-- Begin Material for the task --

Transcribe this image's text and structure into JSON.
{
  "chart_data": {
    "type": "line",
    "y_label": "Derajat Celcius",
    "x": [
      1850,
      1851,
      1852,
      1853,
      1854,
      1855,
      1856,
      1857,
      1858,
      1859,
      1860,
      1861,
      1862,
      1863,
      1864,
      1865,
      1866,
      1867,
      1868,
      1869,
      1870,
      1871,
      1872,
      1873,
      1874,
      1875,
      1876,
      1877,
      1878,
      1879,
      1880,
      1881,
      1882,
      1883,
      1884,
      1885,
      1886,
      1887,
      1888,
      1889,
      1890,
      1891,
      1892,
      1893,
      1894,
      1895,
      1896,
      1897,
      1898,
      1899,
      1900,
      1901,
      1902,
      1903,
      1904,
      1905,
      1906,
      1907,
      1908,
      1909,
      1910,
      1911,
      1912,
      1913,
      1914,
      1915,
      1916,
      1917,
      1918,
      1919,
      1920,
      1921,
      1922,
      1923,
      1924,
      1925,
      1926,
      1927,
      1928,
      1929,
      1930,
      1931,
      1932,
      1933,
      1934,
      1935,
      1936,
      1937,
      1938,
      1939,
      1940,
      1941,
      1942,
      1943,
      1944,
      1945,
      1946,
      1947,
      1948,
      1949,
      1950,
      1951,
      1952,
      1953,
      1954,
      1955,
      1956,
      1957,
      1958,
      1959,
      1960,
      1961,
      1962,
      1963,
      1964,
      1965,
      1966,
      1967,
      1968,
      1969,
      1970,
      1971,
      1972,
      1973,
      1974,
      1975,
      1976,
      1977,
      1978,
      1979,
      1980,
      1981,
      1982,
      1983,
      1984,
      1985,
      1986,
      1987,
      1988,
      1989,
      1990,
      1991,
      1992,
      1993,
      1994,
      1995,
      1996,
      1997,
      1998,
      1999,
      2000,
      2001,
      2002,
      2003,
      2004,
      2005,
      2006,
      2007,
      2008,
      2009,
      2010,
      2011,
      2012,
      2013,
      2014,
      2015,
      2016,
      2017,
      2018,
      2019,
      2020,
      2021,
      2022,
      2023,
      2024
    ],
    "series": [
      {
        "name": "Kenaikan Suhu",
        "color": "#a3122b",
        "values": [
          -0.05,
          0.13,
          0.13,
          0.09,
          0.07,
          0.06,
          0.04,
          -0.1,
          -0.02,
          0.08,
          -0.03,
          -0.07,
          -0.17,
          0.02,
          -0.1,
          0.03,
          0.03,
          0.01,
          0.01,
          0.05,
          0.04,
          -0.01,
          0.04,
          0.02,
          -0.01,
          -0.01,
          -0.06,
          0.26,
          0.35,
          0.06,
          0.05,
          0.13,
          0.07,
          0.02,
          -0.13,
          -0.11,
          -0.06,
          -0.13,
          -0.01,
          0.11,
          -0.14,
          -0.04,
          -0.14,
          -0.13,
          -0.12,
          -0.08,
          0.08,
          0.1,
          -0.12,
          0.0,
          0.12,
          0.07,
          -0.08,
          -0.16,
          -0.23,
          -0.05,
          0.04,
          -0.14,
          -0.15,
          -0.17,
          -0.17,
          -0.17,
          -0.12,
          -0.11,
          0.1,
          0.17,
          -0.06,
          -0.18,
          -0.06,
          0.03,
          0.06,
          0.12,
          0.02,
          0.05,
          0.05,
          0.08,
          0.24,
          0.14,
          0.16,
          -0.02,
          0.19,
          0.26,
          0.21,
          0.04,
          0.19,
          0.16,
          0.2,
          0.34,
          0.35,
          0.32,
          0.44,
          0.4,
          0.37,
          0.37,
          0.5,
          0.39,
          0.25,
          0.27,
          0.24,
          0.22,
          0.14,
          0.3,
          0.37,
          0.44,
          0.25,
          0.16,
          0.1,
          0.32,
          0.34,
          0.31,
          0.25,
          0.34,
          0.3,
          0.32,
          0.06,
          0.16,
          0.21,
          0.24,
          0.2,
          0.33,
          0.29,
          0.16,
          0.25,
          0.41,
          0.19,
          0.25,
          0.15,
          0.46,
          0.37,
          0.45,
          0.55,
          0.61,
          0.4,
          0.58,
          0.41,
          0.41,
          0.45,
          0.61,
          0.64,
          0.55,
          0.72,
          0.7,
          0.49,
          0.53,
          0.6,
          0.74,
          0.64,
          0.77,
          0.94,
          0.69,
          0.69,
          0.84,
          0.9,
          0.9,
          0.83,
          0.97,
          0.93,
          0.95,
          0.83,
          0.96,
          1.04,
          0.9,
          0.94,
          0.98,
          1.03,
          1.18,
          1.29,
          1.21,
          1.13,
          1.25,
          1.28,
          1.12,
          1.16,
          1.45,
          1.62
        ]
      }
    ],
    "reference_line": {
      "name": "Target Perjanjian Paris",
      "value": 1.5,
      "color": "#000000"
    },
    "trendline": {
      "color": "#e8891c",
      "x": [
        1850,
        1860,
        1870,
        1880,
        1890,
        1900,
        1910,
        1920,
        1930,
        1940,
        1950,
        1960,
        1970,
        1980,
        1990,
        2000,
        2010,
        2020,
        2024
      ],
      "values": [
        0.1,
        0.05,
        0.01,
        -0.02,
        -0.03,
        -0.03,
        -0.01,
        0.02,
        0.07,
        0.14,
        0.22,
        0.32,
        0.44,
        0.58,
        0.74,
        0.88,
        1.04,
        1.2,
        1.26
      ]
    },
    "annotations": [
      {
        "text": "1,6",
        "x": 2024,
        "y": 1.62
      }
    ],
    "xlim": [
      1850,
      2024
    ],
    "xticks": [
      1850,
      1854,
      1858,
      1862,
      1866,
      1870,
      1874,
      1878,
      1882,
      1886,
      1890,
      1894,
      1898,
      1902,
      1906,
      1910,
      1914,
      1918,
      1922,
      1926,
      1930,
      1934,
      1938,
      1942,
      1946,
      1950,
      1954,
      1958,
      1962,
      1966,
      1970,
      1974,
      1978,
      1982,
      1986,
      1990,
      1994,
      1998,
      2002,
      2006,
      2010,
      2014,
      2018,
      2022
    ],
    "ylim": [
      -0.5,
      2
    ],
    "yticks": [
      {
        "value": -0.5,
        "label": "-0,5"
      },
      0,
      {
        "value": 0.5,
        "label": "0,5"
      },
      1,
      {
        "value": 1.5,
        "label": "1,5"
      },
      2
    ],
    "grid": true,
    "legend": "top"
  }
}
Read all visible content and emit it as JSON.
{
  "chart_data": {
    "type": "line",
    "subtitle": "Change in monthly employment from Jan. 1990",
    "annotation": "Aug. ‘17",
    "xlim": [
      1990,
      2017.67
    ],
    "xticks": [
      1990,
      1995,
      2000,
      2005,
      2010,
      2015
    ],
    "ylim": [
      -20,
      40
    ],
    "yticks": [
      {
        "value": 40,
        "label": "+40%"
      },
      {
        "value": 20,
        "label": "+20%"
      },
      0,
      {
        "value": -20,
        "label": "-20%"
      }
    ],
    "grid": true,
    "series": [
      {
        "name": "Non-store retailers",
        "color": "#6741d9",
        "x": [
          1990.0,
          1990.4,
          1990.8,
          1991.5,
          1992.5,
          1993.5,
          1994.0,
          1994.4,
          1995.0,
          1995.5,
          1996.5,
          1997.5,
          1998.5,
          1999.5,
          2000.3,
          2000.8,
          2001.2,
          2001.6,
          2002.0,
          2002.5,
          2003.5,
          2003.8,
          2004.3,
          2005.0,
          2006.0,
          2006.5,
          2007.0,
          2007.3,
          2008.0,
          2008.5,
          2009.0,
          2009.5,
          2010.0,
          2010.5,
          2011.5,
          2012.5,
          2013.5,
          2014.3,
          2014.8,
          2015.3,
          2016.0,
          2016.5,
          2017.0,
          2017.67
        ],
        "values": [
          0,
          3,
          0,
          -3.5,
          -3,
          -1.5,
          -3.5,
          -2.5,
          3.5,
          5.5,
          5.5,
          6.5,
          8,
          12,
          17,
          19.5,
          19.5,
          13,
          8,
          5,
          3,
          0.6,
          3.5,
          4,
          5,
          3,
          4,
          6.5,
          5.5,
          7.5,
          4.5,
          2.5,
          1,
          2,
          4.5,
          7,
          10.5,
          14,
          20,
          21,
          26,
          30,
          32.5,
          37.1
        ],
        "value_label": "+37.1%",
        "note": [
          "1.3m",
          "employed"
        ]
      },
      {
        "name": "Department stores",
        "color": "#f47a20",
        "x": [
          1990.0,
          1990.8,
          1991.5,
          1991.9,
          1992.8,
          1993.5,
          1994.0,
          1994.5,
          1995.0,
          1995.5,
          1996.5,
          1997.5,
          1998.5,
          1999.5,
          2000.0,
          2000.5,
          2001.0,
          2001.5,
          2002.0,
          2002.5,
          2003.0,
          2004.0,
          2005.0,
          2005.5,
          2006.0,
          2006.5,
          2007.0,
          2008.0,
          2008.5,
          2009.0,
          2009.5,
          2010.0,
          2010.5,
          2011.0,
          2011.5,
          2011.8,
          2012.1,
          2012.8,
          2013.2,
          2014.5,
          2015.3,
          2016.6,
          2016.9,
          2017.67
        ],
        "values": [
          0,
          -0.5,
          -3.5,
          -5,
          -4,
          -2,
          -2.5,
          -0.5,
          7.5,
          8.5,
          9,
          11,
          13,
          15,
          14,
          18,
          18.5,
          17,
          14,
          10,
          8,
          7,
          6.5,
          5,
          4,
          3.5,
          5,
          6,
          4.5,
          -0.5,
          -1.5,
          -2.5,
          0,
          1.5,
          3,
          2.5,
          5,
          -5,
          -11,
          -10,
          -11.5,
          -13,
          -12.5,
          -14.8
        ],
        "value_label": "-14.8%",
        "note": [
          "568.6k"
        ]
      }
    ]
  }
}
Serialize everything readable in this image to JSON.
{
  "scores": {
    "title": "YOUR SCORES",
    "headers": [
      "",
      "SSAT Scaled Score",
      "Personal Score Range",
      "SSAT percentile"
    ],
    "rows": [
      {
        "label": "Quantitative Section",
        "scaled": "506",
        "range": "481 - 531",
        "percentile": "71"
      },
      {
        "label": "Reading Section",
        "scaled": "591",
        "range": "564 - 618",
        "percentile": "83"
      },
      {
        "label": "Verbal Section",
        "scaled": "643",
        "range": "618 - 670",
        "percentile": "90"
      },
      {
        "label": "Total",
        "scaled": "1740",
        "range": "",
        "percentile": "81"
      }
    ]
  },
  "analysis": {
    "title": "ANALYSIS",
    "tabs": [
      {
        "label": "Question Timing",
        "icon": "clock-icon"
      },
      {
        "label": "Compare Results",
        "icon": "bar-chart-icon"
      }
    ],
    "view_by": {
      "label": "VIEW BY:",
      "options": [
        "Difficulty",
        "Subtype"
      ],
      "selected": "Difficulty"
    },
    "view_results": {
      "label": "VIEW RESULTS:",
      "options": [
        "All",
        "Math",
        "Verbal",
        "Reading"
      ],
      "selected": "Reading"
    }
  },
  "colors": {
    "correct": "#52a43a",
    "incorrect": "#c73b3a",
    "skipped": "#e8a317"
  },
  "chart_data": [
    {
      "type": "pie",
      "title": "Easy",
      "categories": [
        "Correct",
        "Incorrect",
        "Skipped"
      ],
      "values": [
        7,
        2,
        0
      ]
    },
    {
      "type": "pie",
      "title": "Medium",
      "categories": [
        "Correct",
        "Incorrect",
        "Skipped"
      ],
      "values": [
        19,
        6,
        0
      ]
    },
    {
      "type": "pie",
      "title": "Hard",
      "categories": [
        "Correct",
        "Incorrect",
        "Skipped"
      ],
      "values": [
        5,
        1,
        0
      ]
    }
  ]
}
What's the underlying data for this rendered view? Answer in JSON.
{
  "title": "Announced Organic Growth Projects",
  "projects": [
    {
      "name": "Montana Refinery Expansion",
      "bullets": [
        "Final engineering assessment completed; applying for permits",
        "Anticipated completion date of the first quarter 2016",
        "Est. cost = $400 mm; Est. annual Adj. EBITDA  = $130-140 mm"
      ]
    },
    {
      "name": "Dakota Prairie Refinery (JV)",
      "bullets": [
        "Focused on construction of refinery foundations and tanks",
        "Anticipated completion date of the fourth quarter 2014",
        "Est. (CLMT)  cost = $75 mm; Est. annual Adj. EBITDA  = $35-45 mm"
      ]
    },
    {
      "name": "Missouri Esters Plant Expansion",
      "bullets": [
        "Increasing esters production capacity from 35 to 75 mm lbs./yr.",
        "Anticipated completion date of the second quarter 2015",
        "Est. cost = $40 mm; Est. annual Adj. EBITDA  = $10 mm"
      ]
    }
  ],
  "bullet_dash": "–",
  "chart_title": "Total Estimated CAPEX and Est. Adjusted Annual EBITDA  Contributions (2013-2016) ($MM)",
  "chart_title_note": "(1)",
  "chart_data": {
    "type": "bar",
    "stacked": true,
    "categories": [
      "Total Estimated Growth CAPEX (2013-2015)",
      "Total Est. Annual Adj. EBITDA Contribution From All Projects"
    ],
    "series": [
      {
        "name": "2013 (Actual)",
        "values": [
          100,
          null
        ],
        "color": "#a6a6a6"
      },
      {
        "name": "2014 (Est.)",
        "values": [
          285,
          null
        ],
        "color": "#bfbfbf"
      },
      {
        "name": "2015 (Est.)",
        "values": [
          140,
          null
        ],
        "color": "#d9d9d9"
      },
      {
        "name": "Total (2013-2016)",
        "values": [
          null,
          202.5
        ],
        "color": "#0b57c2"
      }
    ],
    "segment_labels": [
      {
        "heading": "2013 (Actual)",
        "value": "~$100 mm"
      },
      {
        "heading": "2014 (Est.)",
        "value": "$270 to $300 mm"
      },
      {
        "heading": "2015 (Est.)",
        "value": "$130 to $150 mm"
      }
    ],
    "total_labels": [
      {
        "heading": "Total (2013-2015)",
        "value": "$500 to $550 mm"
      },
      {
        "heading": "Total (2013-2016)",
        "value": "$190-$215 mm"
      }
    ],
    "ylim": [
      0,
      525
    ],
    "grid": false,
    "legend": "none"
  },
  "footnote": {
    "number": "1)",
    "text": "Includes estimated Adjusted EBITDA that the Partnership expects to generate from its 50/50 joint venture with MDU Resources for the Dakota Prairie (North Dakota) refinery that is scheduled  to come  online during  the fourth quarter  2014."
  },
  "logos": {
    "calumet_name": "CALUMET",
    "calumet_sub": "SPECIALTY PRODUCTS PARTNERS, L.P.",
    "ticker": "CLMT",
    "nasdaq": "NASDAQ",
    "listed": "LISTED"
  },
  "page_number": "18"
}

-- End Material for the task --

What is required:
Say how many lines in the records hold "this", with the number as the whole reply.

Response to the task:
3